* Directive
The records below should be written out again, exactly.
|---|
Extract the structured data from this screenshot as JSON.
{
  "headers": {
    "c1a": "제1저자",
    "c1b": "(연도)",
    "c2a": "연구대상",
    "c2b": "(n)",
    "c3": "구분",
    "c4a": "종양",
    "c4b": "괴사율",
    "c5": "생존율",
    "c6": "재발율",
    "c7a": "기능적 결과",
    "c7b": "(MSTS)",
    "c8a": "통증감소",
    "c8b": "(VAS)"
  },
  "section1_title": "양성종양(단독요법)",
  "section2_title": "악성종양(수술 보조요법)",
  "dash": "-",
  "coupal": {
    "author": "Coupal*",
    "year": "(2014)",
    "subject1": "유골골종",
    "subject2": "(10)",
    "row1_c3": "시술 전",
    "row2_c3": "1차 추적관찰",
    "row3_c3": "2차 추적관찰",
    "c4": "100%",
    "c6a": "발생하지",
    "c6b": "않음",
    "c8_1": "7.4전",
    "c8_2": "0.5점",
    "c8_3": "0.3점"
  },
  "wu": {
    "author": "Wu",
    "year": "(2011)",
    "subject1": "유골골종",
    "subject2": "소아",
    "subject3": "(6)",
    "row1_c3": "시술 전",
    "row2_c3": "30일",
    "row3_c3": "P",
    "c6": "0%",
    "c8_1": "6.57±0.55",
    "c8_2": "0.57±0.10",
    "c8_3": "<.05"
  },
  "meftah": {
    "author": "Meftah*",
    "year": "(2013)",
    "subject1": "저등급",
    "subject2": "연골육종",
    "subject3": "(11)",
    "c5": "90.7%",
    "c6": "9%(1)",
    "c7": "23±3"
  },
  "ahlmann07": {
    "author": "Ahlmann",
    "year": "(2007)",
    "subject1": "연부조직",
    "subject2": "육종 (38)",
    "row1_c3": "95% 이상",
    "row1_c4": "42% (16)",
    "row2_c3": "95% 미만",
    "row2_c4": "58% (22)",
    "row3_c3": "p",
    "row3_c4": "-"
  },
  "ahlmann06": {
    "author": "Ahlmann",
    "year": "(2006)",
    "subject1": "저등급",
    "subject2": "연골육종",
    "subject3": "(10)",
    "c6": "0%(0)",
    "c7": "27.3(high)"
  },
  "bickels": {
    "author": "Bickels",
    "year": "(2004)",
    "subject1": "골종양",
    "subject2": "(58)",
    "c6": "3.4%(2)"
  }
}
|---|
* Solution for this task
Extract the structured data from this screenshot as JSON.
{
  "headers": {
    "c1a": "제1저자",
    "c1b": "(연도)",
    "c2a": "연구대상",
    "c2b": "(n)",
    "c3": "구분",
    "c4a": "종양",
    "c4b": "괴사율",
    "c5": "생존율",
    "c6": "재발율",
    "c7a": "기능적 결과",
    "c7b": "(MSTS)",
    "c8a": "통증감소",
    "c8b": "(VAS)"
  },
  "section1_title": "양성종양(단독요법)",
  "section2_title": "악성종양(수술 보조요법)",
  "dash": "-",
  "coupal": {
    "author": "Coupal*",
    "year": "(2014)",
    "subject1": "유골골종",
    "subject2": "(10)",
    "row1_c3": "시술 전",
    "row2_c3": "1차 추적관찰",
    "row3_c3": "2차 추적관찰",
    "c4": "100%",
    "c6a": "발생하지",
    "c6b": "않음",
    "c8_1": "7.4전",
    "c8_2": "0.5점",
    "c8_3": "0.3점"
  },
  "wu": {
    "author": "Wu",
    "year": "(2011)",
    "subject1": "유골골종",
    "subject2": "소아",
    "subject3": "(6)",
    "row1_c3": "시술 전",
    "row2_c3": "30일",
    "row3_c3": "P",
    "c6": "0%",
    "c8_1": "6.57±0.55",
    "c8_2": "0.57±0.10",
    "c8_3": "<.05"
  },
  "meftah": {
    "author": "Meftah*",
    "year": "(2013)",
    "subject1": "저등급",
    "subject2": "연골육종",
    "subject3": "(11)",
    "c5": "90.7%",
    "c6": "9%(1)",
    "c7": "23±3"
  },
  "ahlmann07": {
    "author": "Ahlmann",
    "year": "(2007)",
    "subject1": "연부조직",
    "subject2": "육종 (38)",
    "row1_c3": "95% 이상",
    "row1_c4": "42% (16)",
    "row2_c3": "95% 미만",
    "row2_c4": "58% (22)",
    "row3_c3": "p",
    "row3_c4": "-"
  },
  "ahlmann06": {
    "author": "Ahlmann",
    "year": "(2006)",
    "subject1": "저등급",
    "subject2": "연골육종",
    "subject3": "(10)",
    "c6": "0%(0)",
    "c7": "27.3(high)"
  },
  "bickels": {
    "author": "Bickels",
    "year": "(2004)",
    "subject1": "골종양",
    "subject2": "(58)",
    "c6": "3.4%(2)"
  }
}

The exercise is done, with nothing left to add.